* TASK TO COMPLETE: Print each of the entries exactly, leaving nothing out.

* DATA SHOWN:
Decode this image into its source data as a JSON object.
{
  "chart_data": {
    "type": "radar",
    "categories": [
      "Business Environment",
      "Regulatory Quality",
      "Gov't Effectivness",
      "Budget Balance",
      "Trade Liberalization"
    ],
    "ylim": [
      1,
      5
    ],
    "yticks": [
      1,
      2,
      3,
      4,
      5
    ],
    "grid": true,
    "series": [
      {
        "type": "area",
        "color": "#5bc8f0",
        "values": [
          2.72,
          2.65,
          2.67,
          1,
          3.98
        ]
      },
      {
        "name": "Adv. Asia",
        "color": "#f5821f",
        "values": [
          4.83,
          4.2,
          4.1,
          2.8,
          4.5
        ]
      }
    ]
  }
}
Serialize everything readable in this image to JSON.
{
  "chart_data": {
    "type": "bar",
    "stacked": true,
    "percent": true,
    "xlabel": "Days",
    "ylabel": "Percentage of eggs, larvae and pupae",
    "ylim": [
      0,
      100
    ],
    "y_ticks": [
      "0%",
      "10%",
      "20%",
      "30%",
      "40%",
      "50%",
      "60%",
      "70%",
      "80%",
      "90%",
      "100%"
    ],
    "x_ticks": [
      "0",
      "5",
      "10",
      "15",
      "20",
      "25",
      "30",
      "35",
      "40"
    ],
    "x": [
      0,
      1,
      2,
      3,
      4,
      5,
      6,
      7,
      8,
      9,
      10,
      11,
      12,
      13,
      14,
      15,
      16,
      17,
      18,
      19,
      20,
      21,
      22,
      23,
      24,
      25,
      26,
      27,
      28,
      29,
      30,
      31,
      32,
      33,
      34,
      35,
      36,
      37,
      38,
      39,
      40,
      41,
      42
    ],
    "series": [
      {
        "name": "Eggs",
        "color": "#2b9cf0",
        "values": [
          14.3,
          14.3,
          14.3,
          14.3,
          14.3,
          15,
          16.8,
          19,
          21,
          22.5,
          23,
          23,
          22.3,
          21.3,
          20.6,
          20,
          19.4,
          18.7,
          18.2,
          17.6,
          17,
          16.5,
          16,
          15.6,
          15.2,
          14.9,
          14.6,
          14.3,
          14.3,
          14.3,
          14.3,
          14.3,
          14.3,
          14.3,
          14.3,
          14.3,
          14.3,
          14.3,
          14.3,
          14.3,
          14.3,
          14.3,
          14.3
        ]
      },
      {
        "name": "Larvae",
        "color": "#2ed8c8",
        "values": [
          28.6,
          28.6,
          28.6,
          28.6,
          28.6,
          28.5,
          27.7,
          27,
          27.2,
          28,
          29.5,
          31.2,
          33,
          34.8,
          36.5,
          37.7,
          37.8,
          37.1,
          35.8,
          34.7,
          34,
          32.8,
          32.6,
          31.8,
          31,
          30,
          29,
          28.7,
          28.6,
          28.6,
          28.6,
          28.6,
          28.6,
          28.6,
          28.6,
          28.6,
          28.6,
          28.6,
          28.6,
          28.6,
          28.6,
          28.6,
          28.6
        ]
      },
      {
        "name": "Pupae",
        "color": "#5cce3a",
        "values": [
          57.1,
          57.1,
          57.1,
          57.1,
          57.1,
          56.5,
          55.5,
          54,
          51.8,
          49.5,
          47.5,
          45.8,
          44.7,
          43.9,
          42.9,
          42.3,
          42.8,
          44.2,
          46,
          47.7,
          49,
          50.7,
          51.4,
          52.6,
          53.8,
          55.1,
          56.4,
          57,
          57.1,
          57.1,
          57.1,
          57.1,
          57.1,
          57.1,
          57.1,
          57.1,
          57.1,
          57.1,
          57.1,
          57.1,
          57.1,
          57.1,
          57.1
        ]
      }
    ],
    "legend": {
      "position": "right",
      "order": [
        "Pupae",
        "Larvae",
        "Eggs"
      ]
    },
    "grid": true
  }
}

* RESPONSE TO THIS EXERCISE:
Decode this image into its source data as a JSON object.
{
  "chart_data": {
    "type": "radar",
    "categories": [
      "Business Environment",
      "Regulatory Quality",
      "Gov't Effectivness",
      "Budget Balance",
      "Trade Liberalization"
    ],
    "ylim": [
      1,
      5
    ],
    "yticks": [
      1,
      2,
      3,
      4,
      5
    ],
    "grid": true,
    "series": [
      {
        "type": "area",
        "color": "#5bc8f0",
        "values": [
          2.72,
          2.65,
          2.67,
          1,
          3.98
        ]
      },
      {
        "name": "Adv. Asia",
        "color": "#f5821f",
        "values": [
          4.83,
          4.2,
          4.1,
          2.8,
          4.5
        ]
      }
    ]
  }
}
Serialize everything readable in this image to JSON.
{
  "chart_data": {
    "type": "bar",
    "stacked": true,
    "percent": true,
    "xlabel": "Days",
    "ylabel": "Percentage of eggs, larvae and pupae",
    "ylim": [
      0,
      100
    ],
    "y_ticks": [
      "0%",
      "10%",
      "20%",
      "30%",
      "40%",
      "50%",
      "60%",
      "70%",
      "80%",
      "90%",
      "100%"
    ],
    "x_ticks": [
      "0",
      "5",
      "10",
      "15",
      "20",
      "25",
      "30",
      "35",
      "40"
    ],
    "x": [
      0,
      1,
      2,
      3,
      4,
      5,
      6,
      7,
      8,
      9,
      10,
      11,
      12,
      13,
      14,
      15,
      16,
      17,
      18,
      19,
      20,
      21,
      22,
      23,
      24,
      25,
      26,
      27,
      28,
      29,
      30,
      31,
      32,
      33,
      34,
      35,
      36,
      37,
      38,
      39,
      40,
      41,
      42
    ],
    "series": [
      {
        "name": "Eggs",
        "color": "#2b9cf0",
        "values": [
          14.3,
          14.3,
          14.3,
          14.3,
          14.3,
          15,
          16.8,
          19,
          21,
          22.5,
          23,
          23,
          22.3,
          21.3,
          20.6,
          20,
          19.4,
          18.7,
          18.2,
          17.6,
          17,
          16.5,
          16,
          15.6,
          15.2,
          14.9,
          14.6,
          14.3,
          14.3,
          14.3,
          14.3,
          14.3,
          14.3,
          14.3,
          14.3,
          14.3,
          14.3,
          14.3,
          14.3,
          14.3,
          14.3,
          14.3,
          14.3
        ]
      },
      {
        "name": "Larvae",
        "color": "#2ed8c8",
        "values": [
          28.6,
          28.6,
          28.6,
          28.6,
          28.6,
          28.5,
          27.7,
          27,
          27.2,
          28,
          29.5,
          31.2,
          33,
          34.8,
          36.5,
          37.7,
          37.8,
          37.1,
          35.8,
          34.7,
          34,
          32.8,
          32.6,
          31.8,
          31,
          30,
          29,
          28.7,
          28.6,
          28.6,
          28.6,
          28.6,
          28.6,
          28.6,
          28.6,
          28.6,
          28.6,
          28.6,
          28.6,
          28.6,
          28.6,
          28.6,
          28.6
        ]
      },
      {
        "name": "Pupae",
        "color": "#5cce3a",
        "values": [
          57.1,
          57.1,
          57.1,
          57.1,
          57.1,
          56.5,
          55.5,
          54,
          51.8,
          49.5,
          47.5,
          45.8,
          44.7,
          43.9,
          42.9,
          42.3,
          42.8,
          44.2,
          46,
          47.7,
          49,
          50.7,
          51.4,
          52.6,
          53.8,
          55.1,
          56.4,
          57,
          57.1,
          57.1,
          57.1,
          57.1,
          57.1,
          57.1,
          57.1,
          57.1,
          57.1,
          57.1,
          57.1,
          57.1,
          57.1,
          57.1,
          57.1
        ]
      }
    ],
    "legend": {
      "position": "right",
      "order": [
        "Pupae",
        "Larvae",
        "Eggs"
      ]
    },
    "grid": true
  }
}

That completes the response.